Objective
Omit every picture and write out the rest of the records exactly.

Collected data

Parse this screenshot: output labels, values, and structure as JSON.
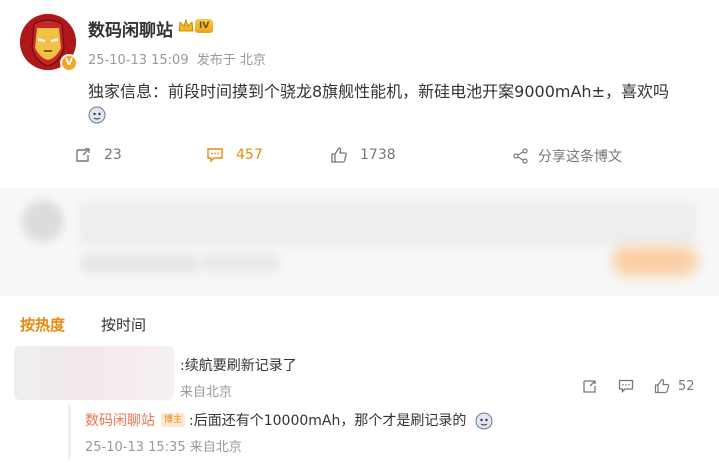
{
  "post": {
    "author": "数码闲聊站",
    "level_badge": "IV",
    "date": "25-10-13 15:09",
    "source": "发布于 北京",
    "text": "独家信息：前段时间摸到个骁龙8旗舰性能机，新硅电池开案9000mAh±，喜欢吗",
    "emoji_icon": "doge-icon"
  },
  "actions": {
    "repost_count": "23",
    "comment_count": "457",
    "like_count": "1738",
    "share_label": "分享这条博文"
  },
  "sort_tabs": {
    "hot": "按热度",
    "time": "按时间"
  },
  "comment": {
    "text": ":续航要刷新记录了",
    "meta": "来自北京",
    "like_count": "52"
  },
  "reply": {
    "name": "数码闲聊站",
    "badge": "博主",
    "text": ":后面还有个10000mAh，那个才是刷记录的",
    "date": "25-10-13 15:35",
    "location": "来自北京"
  },
  "colors": {
    "accent": "#e8890c",
    "name_link": "#eb7350",
    "muted": "#999999"
  }
}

Task result
Parse this screenshot: output labels, values, and structure as JSON.
{
  "post": {
    "author": "数码闲聊站",
    "level_badge": "IV",
    "date": "25-10-13 15:09",
    "source": "发布于 北京",
    "text": "独家信息：前段时间摸到个骁龙8旗舰性能机，新硅电池开案9000mAh±，喜欢吗",
    "emoji_icon": "doge-icon"
  },
  "actions": {
    "repost_count": "23",
    "comment_count": "457",
    "like_count": "1738",
    "share_label": "分享这条博文"
  },
  "sort_tabs": {
    "hot": "按热度",
    "time": "按时间"
  },
  "comment": {
    "text": ":续航要刷新记录了",
    "meta": "来自北京",
    "like_count": "52"
  },
  "reply": {
    "name": "数码闲聊站",
    "badge": "博主",
    "text": ":后面还有个10000mAh，那个才是刷记录的",
    "date": "25-10-13 15:35",
    "location": "来自北京"
  },
  "colors": {
    "accent": "#e8890c",
    "name_link": "#eb7350",
    "muted": "#999999"
  }
}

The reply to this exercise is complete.